TEXTE RETENU:

+---+

« (Liberté, liberté chérie) je suis sur des braises en attendant ton retour »


Musique : Sébastien Texier & Christophe Marguet 4tet :  
« We celebrate freedom fighters ! »
Poèmes : Dominique Sampiero
Dessins : Sylvie Serprix

Mariage de sons, textes et graphismes pour réjouir les oreilles, les yeux et l’esprit. Superbe œuvre conceptuelle dédiée à Samuel Paty, en forme d’hommage à quelques-uns qui se sont battus pour une cause qui leur semblait belle et juste : la Liberté ! 
Est-ce donc un « oeuvrage » politique ? Répondons par la voie négative : qu’est-ce qui n’est politique ? Tout ce qui est remise en question du quotidien, des lois, des dogmes, des obligations et interdits Est Politique ! Politique la naissance du Be-Bop par des musiciens qui n’en peuvent mais de jouer les amuseurs, animateurs de foires et de dancings, ils réclament de jouer une musique qui s’écoute, leur musique ! Politique le Free qui s’échappe des carcans figés de la bienséante Théorie Musicale et des règles stagnantes du jazzàpapa ! Politique la musique improvisée qui refuse même la conception d’un thème fédérateur ! Bien nombreux ceux qui furent, et sont les défricheurs de terres inconnues où la main accaparante et égotique de l’homme n’a encore posé le pied que l’establishment à tôt fait de qualifier d’explorateur. A commencer, pour la musique qui nous interesse aujourd’hui, par les bluesmen luttant contre l’esclavage, jusqu’aux travaux de Marc Ribot « resistance », ou bien Hasse Poulsen « world of Freedom », aussi C.Haden qui convoquait son « Music Liberation Orchestra » lorsque la situation politique de son pays l’exigeait ! Et tant d’autres, plus proches de nous : Bruno Tocanne, Bernard Lubat… , sans citer Brassens ou Ferré, qui n’ont jamais pu se résigner à rester dans les clous qui paraissaient immuables avant eux. La liste est longue de ceux qui ont su profiter de leur audience avertie pour transmettre un peu de folie, leur montrer que la liberté est rare, chère, exigeante… mais aussi un des moteurs principaux de la vie ! Surtout ne vous demandez pas : quid de la musique d’ascenseur (sauf pour l’échafaud) du rayon boucherie ou des clowns télévisuels ? Bref de variété. Plus proche des jeux du cirque ou de la loterie que motivée par la création et/ou l’urgence d’un vécu cohérent et sa nécessité de partage. Musique à paillettes, sirupeuse à faire dégueuler des tonnes de convenances, Berceuse pour que surtout rien ne bouge pendant encore 10.000 ans. L’Art est un cri, une clameur pour bousculer les batisses cubiques sans porte ni fenêtre. L’Art est politique ! Choisis ton camp Camarade ! Ceux-là ont fait le choix, chapeau bas.

+---+

DONNÉES FOURNIES:
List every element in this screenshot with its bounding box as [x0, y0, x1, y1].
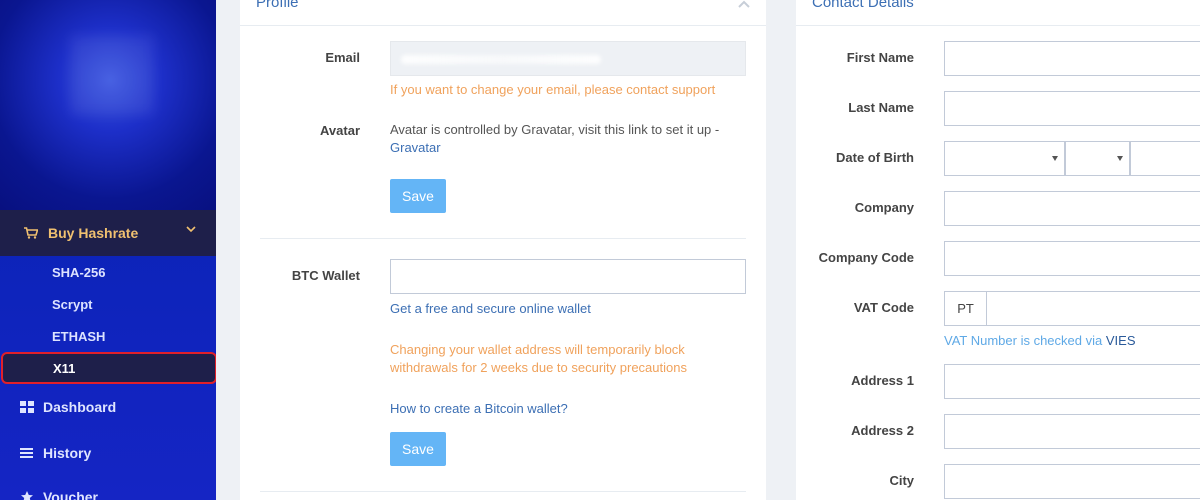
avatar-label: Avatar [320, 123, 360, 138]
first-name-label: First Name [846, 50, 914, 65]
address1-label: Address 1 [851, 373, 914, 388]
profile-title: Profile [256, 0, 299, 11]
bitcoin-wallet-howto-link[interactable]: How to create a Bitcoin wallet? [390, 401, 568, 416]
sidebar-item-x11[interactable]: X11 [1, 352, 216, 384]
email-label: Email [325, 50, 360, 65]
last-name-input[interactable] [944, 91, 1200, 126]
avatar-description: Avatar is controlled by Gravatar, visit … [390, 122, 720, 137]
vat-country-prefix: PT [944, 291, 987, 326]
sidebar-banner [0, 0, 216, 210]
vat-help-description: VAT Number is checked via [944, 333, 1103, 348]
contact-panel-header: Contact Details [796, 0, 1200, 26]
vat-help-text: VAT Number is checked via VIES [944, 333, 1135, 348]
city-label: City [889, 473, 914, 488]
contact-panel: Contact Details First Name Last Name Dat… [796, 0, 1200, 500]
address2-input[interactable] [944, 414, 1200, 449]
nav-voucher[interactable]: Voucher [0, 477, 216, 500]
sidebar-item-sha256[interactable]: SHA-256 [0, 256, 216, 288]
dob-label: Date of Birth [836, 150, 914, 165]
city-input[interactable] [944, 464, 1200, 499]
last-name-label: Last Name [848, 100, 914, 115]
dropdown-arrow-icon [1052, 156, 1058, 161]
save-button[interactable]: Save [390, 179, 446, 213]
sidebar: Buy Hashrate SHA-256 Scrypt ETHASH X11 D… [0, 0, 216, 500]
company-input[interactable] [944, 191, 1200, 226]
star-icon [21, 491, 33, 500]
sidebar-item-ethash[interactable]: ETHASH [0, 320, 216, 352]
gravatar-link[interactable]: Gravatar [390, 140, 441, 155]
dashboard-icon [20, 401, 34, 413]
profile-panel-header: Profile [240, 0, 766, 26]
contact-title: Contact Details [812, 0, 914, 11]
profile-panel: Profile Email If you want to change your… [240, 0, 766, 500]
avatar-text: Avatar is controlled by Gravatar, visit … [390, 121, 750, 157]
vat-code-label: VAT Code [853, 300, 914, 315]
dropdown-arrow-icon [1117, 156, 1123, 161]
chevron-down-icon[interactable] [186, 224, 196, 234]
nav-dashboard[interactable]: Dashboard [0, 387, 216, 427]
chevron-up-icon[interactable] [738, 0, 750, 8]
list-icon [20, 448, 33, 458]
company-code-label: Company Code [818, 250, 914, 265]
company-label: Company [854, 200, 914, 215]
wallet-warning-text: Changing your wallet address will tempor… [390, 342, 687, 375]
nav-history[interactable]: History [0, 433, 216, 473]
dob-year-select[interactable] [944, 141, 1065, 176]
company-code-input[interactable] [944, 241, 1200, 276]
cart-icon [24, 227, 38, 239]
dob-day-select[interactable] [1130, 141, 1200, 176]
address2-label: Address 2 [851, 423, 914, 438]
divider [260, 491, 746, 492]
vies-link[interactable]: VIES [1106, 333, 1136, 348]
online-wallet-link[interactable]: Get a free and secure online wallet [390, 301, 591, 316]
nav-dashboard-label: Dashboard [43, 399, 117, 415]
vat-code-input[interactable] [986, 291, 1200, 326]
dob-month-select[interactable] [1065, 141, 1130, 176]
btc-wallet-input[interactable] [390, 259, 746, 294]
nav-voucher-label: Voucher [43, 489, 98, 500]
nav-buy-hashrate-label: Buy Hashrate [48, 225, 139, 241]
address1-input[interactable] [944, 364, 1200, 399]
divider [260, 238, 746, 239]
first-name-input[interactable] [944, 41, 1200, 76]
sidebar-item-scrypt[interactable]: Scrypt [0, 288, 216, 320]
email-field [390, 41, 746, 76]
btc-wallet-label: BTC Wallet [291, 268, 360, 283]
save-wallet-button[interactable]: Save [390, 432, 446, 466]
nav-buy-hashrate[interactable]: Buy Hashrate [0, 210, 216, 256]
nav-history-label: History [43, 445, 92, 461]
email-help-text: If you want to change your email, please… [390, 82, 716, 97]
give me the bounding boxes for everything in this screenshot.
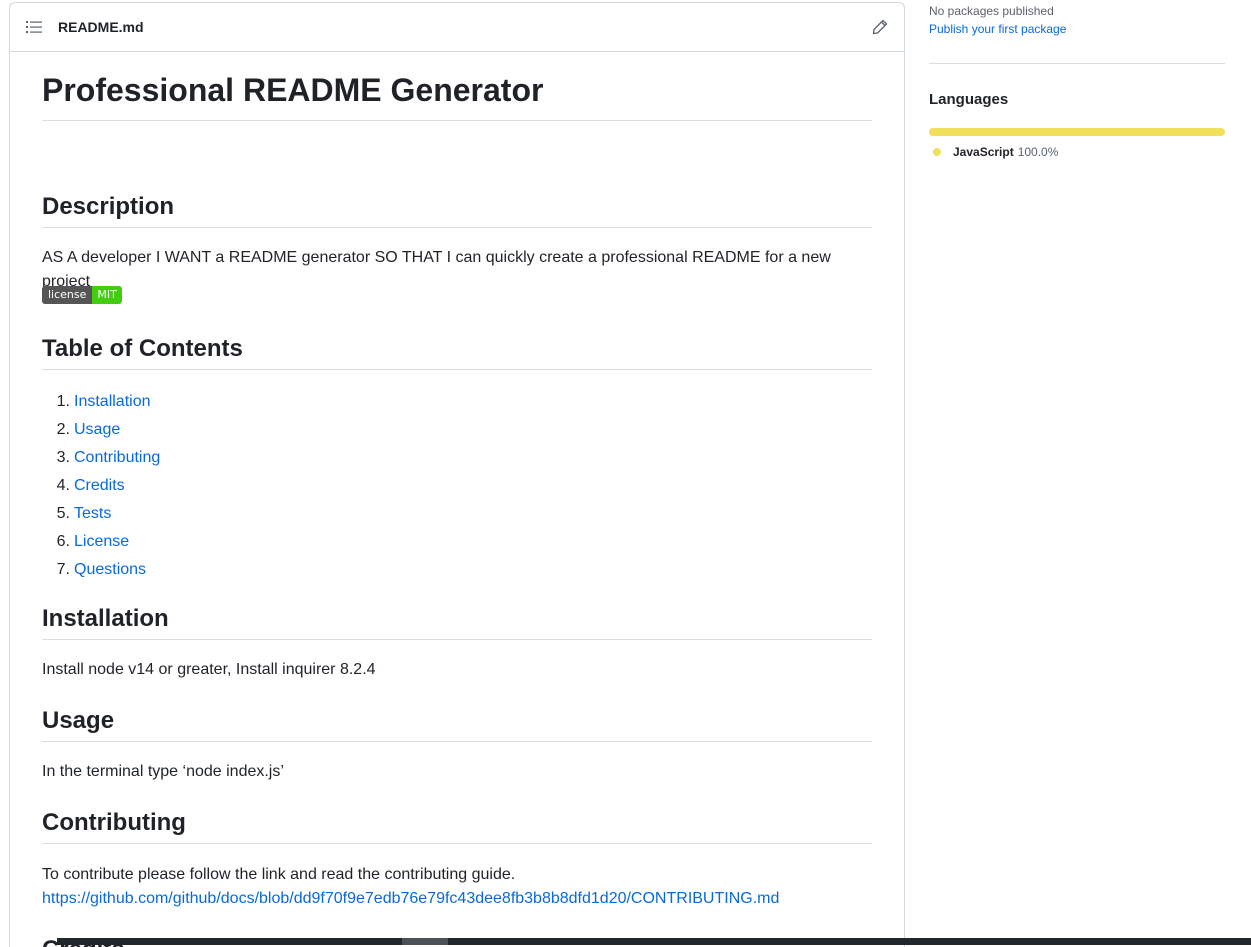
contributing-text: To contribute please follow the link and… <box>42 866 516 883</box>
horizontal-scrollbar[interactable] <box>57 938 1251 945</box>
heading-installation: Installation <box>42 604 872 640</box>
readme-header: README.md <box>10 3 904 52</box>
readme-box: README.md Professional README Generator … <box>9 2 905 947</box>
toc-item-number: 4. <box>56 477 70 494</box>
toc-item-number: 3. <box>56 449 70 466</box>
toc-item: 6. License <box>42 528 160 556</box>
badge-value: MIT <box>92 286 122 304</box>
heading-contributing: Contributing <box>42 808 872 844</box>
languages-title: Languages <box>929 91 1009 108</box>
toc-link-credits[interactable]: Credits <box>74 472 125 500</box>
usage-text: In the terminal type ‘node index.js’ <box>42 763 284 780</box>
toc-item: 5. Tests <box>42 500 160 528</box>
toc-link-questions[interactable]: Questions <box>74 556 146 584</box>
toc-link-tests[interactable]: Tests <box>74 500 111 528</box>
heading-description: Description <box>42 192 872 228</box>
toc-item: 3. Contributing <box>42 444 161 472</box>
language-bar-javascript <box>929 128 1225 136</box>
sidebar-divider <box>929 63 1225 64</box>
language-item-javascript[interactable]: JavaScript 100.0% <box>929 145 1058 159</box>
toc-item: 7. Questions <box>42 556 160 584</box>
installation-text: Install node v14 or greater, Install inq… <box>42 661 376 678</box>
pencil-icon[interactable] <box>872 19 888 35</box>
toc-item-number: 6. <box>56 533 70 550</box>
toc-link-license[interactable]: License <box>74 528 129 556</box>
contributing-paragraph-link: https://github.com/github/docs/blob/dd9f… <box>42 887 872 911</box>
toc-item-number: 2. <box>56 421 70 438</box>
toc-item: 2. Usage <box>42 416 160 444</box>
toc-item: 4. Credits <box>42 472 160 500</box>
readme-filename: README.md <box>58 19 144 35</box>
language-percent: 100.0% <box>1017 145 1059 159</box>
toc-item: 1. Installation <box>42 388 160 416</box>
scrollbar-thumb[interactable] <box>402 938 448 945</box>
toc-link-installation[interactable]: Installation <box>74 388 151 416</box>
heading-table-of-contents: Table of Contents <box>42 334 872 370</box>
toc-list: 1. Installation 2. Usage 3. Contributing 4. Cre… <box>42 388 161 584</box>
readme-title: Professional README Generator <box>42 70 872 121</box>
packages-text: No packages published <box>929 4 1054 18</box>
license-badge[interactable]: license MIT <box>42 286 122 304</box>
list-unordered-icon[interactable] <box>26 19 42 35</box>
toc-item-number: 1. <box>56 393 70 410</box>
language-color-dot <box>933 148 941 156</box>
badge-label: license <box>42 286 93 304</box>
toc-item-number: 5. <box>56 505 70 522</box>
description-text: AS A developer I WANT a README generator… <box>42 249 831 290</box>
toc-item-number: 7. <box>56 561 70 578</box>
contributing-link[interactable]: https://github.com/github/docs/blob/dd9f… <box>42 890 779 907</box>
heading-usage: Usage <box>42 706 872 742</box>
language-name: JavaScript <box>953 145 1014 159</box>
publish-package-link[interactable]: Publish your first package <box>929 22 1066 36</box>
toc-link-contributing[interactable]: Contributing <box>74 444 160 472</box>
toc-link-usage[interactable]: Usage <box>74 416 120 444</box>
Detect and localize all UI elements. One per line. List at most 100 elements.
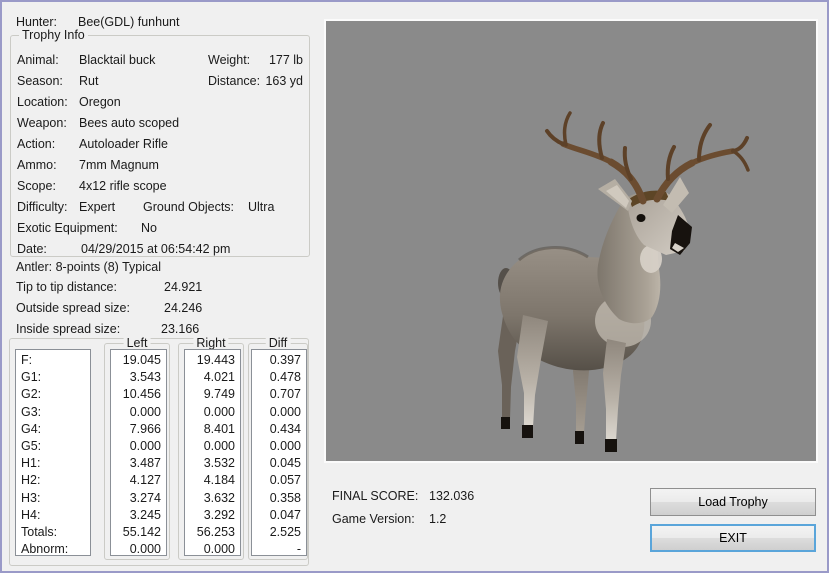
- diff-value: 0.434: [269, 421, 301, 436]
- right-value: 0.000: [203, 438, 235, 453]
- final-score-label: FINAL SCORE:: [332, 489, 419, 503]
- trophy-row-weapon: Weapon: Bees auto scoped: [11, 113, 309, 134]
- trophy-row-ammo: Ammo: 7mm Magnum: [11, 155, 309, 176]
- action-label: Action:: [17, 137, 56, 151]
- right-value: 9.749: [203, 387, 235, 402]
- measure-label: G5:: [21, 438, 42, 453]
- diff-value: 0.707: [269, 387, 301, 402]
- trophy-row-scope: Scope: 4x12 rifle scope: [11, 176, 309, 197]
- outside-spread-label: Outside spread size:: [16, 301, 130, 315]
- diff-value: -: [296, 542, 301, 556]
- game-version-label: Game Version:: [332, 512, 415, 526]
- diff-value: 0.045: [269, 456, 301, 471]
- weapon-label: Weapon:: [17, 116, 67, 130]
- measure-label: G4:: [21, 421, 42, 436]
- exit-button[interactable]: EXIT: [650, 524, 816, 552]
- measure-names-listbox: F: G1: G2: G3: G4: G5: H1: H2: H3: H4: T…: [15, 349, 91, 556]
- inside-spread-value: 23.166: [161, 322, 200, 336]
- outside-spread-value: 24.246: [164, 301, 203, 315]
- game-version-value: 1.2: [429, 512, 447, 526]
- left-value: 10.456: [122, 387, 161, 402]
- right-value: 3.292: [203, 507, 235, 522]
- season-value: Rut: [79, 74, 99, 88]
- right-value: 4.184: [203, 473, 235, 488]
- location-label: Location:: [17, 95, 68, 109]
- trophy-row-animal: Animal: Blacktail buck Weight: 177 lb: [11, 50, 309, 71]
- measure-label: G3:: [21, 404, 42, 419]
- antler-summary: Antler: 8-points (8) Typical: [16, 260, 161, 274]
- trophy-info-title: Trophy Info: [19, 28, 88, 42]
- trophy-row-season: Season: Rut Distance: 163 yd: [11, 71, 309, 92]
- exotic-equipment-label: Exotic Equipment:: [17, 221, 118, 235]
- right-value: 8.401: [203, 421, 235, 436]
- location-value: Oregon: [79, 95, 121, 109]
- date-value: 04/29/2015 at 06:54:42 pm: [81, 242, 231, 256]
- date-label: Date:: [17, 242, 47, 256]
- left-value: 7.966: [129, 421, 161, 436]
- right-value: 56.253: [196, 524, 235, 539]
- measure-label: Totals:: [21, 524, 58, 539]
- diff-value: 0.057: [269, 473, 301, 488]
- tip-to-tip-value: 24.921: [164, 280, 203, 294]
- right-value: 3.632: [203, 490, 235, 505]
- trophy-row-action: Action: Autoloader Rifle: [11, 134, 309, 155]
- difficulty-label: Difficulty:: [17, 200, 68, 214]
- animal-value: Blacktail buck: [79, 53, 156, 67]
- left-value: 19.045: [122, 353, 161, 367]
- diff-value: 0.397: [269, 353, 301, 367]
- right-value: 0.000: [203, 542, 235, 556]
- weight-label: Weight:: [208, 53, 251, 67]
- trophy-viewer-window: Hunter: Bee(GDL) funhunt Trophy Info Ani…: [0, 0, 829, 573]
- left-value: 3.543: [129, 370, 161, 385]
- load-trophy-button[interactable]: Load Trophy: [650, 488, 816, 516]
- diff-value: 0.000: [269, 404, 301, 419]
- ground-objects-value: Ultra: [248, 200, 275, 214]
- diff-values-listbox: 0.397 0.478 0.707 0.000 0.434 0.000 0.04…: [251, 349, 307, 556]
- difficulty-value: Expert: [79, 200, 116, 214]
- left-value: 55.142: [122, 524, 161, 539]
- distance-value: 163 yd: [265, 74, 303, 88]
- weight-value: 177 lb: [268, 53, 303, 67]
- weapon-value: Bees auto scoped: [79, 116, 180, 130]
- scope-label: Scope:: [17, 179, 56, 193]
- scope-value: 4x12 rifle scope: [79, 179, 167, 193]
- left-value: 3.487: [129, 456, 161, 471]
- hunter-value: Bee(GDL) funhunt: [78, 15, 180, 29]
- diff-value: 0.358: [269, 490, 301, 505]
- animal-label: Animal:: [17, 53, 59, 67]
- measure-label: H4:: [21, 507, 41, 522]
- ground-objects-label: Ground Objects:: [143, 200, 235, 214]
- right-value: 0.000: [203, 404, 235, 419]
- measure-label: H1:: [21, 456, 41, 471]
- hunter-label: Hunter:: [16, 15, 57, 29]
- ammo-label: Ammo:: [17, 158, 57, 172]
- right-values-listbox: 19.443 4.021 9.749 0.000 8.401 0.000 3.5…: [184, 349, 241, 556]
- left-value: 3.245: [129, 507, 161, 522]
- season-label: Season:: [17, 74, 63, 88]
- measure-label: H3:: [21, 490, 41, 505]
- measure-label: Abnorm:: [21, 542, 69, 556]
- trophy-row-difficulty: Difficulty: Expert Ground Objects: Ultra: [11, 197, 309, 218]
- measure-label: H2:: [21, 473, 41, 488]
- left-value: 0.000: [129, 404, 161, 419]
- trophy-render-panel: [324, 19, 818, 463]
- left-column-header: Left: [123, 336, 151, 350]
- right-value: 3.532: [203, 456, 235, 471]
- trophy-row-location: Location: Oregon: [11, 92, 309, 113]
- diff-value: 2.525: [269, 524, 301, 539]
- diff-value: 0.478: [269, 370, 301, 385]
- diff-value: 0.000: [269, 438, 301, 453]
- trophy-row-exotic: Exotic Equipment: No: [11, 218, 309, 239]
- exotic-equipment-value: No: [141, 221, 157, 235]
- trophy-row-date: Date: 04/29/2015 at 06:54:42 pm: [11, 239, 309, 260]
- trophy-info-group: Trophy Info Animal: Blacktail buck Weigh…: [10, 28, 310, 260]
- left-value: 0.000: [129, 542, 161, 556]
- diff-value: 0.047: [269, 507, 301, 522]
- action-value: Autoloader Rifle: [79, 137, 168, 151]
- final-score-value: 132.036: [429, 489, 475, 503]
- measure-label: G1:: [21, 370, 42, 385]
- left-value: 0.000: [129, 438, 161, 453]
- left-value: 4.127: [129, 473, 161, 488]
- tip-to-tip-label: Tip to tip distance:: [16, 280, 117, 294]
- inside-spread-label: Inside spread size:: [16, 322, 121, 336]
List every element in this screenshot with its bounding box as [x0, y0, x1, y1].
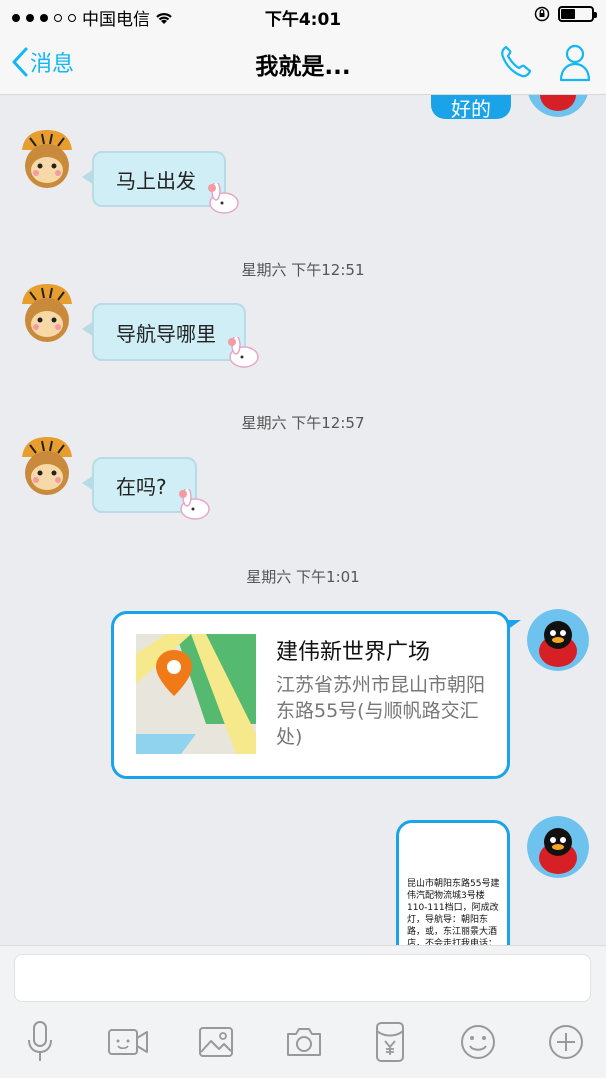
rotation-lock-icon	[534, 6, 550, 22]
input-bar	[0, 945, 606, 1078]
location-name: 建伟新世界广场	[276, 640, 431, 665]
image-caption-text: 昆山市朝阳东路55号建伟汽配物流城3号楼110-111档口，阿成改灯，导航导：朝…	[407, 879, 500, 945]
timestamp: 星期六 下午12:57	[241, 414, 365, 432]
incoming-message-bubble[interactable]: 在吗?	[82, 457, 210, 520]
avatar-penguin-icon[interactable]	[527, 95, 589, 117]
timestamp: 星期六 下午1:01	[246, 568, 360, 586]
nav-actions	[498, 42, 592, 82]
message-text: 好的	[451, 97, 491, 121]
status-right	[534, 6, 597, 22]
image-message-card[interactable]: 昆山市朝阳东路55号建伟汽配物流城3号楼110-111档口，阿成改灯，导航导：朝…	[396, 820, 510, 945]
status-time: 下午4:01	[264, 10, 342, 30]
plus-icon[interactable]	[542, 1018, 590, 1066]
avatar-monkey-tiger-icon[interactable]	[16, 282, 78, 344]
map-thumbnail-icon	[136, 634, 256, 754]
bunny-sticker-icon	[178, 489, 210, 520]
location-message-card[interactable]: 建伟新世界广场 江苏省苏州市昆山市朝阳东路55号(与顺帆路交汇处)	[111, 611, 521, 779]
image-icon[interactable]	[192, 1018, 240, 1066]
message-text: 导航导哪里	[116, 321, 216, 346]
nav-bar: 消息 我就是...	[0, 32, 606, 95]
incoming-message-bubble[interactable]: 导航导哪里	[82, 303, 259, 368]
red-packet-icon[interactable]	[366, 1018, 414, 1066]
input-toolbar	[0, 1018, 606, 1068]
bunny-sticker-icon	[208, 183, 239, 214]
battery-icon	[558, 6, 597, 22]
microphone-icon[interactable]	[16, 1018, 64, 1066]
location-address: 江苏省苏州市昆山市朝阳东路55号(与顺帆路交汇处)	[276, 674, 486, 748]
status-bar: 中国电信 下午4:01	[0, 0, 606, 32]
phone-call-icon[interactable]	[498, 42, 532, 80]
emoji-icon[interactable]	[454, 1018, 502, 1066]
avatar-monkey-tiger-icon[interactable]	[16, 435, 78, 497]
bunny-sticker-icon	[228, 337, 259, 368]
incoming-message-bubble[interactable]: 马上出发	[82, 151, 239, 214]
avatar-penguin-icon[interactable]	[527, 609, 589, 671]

+---+

ACTIONS À MENER:
- A) D'après le texte sur l'album, à qui cette œuvre conceptuelle est-elle dédiée ?
- B) Recopiez s'il vous plaît le passage du texte sur l'album qui va de « Musique : Sébastien Texier » jusqu'à « la Liberté ! » inclus.
Appuyez-vous uniquement sur le texte, sans tenir compte des lignes.

RÉPONSES AUX CONSIGNES:
- A) À Samuel Paty.

- B)
Musique : Sébastien Texier & Christophe Marguet 4tet :  
« We celebrate freedom fighters ! »
Poèmes : Dominique Sampiero
Dessins : Sylvie Serprix

Mariage de sons, textes et graphismes pour réjouir les oreilles, les yeux et l’esprit. Superbe œuvre conceptuelle dédiée à Samuel Paty, en forme d’hommage à quelques-uns qui se sont battus pour une cause qui leur semblait belle et juste : la Liberté !